PROBLEM DESCRIPTION:
Pull out from the material below all lines with "Slope".

RECORD SET:
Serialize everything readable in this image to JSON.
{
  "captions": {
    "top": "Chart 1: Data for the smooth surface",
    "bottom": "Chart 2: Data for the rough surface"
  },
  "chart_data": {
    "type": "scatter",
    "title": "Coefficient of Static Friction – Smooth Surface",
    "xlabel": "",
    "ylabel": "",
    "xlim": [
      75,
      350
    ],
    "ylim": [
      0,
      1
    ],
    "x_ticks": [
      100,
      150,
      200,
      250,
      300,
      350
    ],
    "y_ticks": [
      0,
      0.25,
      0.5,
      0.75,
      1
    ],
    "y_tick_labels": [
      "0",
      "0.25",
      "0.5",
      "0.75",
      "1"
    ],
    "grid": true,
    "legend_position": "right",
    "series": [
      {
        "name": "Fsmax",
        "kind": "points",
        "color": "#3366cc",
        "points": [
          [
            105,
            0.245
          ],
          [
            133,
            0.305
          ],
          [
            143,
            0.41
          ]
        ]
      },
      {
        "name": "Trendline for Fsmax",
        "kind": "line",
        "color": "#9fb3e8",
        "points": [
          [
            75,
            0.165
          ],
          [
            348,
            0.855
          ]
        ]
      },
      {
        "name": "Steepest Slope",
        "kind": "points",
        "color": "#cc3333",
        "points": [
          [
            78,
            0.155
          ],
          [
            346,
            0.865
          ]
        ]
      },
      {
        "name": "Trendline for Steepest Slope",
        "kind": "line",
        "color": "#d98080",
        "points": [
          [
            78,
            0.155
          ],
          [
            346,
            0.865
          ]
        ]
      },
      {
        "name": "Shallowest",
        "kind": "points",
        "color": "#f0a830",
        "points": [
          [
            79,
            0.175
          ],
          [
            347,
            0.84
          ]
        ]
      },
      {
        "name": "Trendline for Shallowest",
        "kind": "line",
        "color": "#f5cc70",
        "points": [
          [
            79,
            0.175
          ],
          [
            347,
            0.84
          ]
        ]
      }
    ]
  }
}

EXERCISE RESULT:
        "name": "Steepest Slope",
        "name": "Trendline for Steepest Slope",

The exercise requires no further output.